◆ **Data supplied**
________________________
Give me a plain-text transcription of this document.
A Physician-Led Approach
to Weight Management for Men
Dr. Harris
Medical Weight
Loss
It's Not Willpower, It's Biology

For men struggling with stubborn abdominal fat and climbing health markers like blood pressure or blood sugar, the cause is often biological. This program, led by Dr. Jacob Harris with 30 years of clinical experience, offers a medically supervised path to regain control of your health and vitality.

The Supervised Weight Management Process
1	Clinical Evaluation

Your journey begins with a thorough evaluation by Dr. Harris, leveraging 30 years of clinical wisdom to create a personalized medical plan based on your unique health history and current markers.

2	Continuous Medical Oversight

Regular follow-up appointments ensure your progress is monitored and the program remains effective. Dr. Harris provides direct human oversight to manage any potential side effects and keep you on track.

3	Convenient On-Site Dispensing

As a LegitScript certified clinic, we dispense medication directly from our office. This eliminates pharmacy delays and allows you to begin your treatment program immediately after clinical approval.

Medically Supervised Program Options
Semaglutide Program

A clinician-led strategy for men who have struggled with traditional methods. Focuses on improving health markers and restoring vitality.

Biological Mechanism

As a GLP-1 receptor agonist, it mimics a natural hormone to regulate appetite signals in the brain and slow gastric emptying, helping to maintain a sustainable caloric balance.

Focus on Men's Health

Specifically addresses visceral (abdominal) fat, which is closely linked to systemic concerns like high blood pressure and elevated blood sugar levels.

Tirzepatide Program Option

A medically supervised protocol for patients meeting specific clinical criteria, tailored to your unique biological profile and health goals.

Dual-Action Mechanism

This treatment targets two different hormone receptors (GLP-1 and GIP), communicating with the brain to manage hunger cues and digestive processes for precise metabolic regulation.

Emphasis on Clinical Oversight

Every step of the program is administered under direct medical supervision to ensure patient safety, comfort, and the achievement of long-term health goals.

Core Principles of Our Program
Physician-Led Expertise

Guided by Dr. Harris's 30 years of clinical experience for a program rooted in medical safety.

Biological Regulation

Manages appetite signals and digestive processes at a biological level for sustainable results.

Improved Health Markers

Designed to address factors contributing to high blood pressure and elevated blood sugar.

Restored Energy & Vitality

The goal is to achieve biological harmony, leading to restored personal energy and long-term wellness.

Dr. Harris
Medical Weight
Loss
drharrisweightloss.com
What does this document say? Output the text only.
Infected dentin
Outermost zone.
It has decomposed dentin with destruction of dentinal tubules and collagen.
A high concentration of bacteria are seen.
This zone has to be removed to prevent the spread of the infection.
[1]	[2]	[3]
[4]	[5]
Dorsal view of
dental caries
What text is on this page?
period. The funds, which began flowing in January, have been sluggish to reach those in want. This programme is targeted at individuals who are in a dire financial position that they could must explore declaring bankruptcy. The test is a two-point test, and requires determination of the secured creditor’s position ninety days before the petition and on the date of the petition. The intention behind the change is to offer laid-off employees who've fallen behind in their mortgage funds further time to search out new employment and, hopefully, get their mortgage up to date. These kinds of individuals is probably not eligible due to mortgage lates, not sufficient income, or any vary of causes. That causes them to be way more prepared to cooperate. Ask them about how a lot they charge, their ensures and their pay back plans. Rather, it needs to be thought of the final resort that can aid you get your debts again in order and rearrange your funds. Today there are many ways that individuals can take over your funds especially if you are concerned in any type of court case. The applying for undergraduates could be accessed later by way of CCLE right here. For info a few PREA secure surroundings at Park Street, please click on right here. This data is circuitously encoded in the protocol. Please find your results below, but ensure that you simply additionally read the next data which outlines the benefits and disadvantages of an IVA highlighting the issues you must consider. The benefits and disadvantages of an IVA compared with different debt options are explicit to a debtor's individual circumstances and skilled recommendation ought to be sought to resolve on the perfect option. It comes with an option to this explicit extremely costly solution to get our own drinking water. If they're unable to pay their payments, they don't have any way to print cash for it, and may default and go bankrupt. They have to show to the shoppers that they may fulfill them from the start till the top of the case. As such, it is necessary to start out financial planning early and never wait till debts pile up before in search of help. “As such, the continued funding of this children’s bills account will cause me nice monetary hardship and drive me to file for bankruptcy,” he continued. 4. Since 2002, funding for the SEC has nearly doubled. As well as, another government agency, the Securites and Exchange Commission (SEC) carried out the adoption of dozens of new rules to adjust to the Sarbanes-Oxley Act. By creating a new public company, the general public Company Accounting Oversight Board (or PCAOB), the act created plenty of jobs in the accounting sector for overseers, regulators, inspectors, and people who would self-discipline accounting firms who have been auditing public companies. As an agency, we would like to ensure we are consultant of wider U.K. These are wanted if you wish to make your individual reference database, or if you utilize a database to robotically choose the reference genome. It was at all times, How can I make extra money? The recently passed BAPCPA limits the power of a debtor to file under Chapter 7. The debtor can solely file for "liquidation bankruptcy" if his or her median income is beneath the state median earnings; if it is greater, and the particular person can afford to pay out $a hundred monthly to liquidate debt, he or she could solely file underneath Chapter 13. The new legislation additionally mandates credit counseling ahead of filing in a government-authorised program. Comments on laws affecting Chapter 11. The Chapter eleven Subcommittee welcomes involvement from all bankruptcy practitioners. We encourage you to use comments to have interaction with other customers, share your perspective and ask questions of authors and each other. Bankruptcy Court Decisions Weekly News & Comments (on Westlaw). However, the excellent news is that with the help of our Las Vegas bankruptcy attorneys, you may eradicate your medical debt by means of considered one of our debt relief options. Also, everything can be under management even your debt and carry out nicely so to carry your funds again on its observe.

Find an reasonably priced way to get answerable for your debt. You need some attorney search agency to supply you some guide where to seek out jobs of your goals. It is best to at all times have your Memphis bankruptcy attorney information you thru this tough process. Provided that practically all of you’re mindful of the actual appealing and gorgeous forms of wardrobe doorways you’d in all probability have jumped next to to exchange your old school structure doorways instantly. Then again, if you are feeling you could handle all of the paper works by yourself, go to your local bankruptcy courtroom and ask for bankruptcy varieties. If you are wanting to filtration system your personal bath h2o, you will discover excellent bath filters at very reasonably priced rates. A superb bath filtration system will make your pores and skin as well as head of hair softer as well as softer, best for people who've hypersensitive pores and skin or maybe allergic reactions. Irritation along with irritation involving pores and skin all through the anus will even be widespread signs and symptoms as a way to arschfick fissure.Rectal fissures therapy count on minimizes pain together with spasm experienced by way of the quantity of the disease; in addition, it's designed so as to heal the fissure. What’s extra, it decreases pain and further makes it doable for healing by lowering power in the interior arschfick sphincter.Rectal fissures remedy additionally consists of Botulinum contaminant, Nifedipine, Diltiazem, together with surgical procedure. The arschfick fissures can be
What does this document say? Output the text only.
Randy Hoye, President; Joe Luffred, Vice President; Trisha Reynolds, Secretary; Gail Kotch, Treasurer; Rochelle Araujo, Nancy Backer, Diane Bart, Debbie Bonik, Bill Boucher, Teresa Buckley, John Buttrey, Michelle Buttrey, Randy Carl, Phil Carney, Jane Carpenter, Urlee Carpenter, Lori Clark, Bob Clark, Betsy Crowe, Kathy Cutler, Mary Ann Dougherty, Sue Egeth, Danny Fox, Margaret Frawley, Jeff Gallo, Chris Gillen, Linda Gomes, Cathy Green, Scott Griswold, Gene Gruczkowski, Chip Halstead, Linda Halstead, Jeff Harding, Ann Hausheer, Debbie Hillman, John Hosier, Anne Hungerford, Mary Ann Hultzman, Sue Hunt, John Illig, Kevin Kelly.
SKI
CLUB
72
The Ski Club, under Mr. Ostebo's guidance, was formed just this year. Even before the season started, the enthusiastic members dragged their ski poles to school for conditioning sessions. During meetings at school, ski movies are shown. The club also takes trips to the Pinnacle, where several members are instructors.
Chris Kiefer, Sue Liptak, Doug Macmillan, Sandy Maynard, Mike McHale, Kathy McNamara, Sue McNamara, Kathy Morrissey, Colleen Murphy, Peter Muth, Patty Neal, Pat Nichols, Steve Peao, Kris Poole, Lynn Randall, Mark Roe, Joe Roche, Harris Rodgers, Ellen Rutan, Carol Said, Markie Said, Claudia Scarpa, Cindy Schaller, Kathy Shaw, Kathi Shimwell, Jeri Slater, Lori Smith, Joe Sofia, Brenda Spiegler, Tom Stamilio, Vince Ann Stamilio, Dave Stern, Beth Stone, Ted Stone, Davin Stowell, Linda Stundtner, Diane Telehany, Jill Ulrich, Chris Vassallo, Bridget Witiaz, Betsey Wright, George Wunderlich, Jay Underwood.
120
________________________
◆ **Your assignment**
Copy each line of the material where "safety" is found.

◆ **Task result**
Every step of the program is administered under direct medical supervision to ensure patient safety, comfort, and the achievement of long-term health goals.
Guided by Dr. Harris's 30 years of clinical experience for a program rooted in medical safety.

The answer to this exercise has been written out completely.